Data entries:
* Start *
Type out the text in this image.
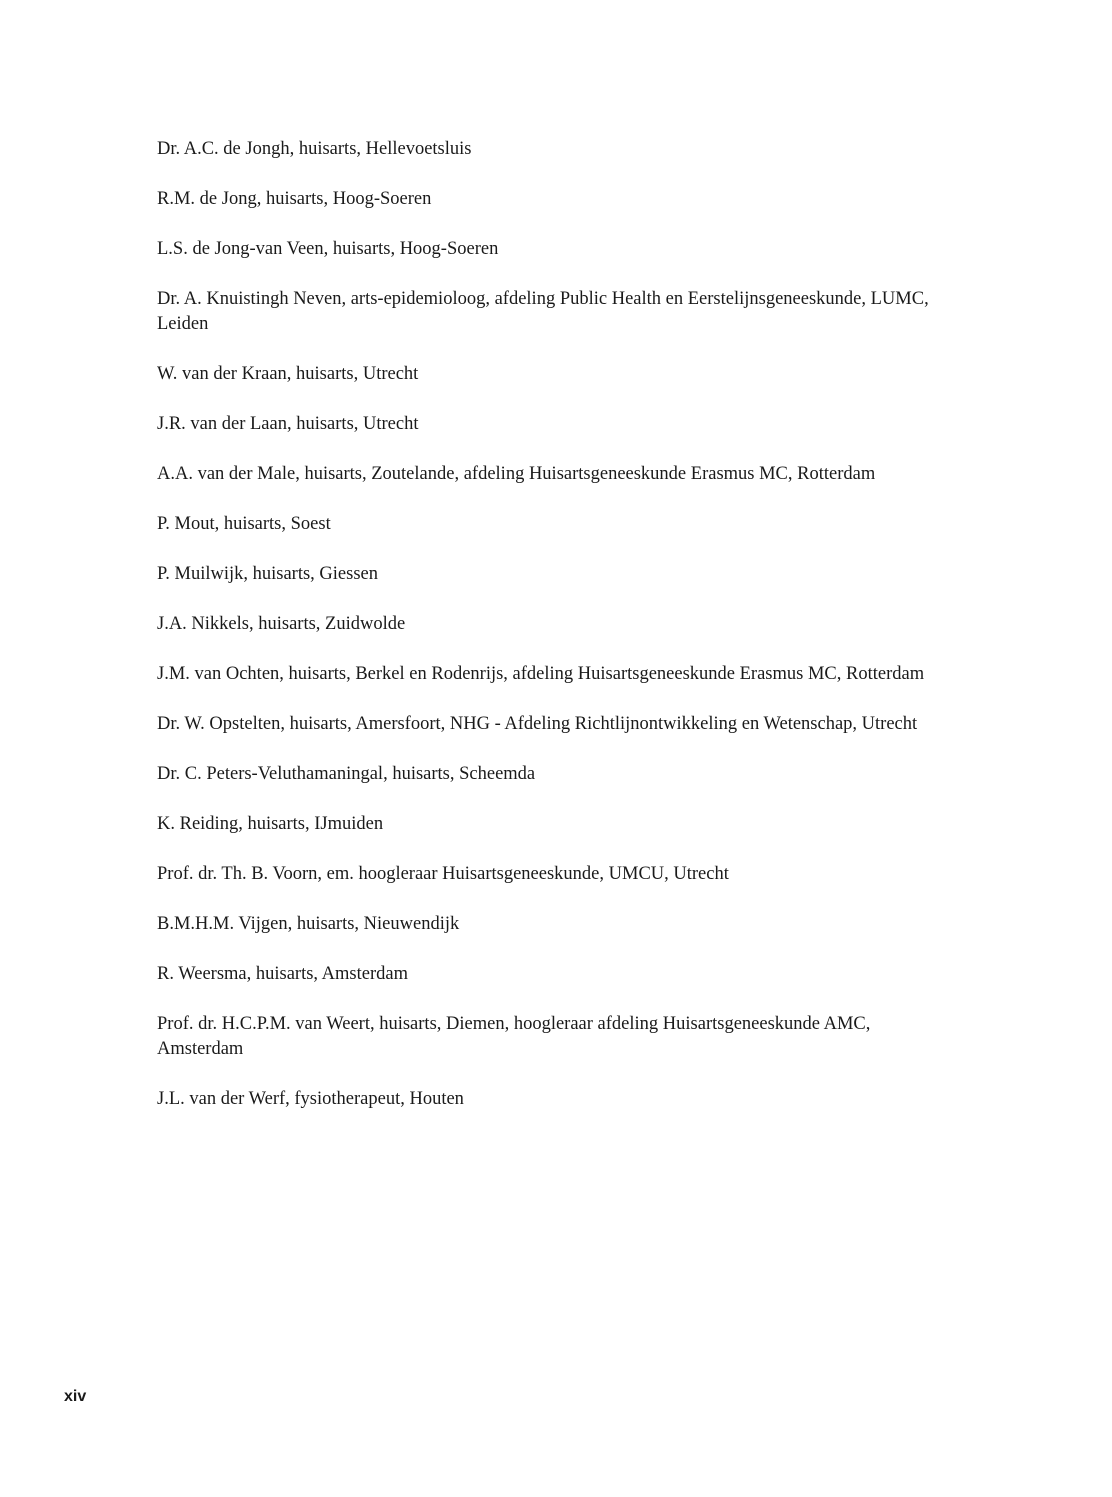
Dr. A.C. de Jongh, huisarts, Hellevoetsluis
R.M. de Jong, huisarts, Hoog-Soeren
L.S. de Jong-van Veen, huisarts, Hoog-Soeren
Dr. A. Knuistingh Neven, arts-epidemioloog, afdeling Public Health en Eerstelijnsgeneeskunde, LUMC, Leiden
W. van der Kraan, huisarts, Utrecht
J.R. van der Laan, huisarts, Utrecht
A.A. van der Male, huisarts, Zoutelande, afdeling Huisartsgeneeskunde Erasmus MC, Rotterdam
P. Mout, huisarts, Soest
P. Muilwijk, huisarts, Giessen
J.A. Nikkels, huisarts, Zuidwolde
J.M. van Ochten, huisarts, Berkel en Rodenrijs, afdeling Huisartsgeneeskunde Erasmus MC, Rotterdam
Dr. W. Opstelten, huisarts, Amersfoort, NHG - Afdeling Richtlijnontwikkeling en Wetenschap, Utrecht
Dr. C. Peters-Veluthamaningal, huisarts, Scheemda
K. Reiding, huisarts, IJmuiden
Prof. dr. Th. B. Voorn, em. hoogleraar Huisartsgeneeskunde, UMCU, Utrecht
B.M.H.M. Vijgen, huisarts, Nieuwendijk
R. Weersma, huisarts, Amsterdam
Prof. dr. H.C.P.M. van Weert, huisarts, Diemen, hoogleraar afdeling Huisartsgeneeskunde AMC, Amsterdam
J.L. van der Werf, fysiotherapeut, Houten
xiv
* End *
Transcribe all of the entries word for word, but skip any pictures they contain.

Type out the text in this image.
Dr. A.C. de Jongh, huisarts, Hellevoetsluis
R.M. de Jong, huisarts, Hoog-Soeren
L.S. de Jong-van Veen, huisarts, Hoog-Soeren
Dr. A. Knuistingh Neven, arts-epidemioloog, afdeling Public Health en Eerstelijnsgeneeskunde, LUMC, Leiden
W. van der Kraan, huisarts, Utrecht
J.R. van der Laan, huisarts, Utrecht
A.A. van der Male, huisarts, Zoutelande, afdeling Huisartsgeneeskunde Erasmus MC, Rotterdam
P. Mout, huisarts, Soest
P. Muilwijk, huisarts, Giessen
J.A. Nikkels, huisarts, Zuidwolde
J.M. van Ochten, huisarts, Berkel en Rodenrijs, afdeling Huisartsgeneeskunde Erasmus MC, Rotterdam
Dr. W. Opstelten, huisarts, Amersfoort, NHG - Afdeling Richtlijnontwikkeling en Wetenschap, Utrecht
Dr. C. Peters-Veluthamaningal, huisarts, Scheemda
K. Reiding, huisarts, IJmuiden
Prof. dr. Th. B. Voorn, em. hoogleraar Huisartsgeneeskunde, UMCU, Utrecht
B.M.H.M. Vijgen, huisarts, Nieuwendijk
R. Weersma, huisarts, Amsterdam
Prof. dr. H.C.P.M. van Weert, huisarts, Diemen, hoogleraar afdeling Huisartsgeneeskunde AMC, Amsterdam
J.L. van der Werf, fysiotherapeut, Houten
xiv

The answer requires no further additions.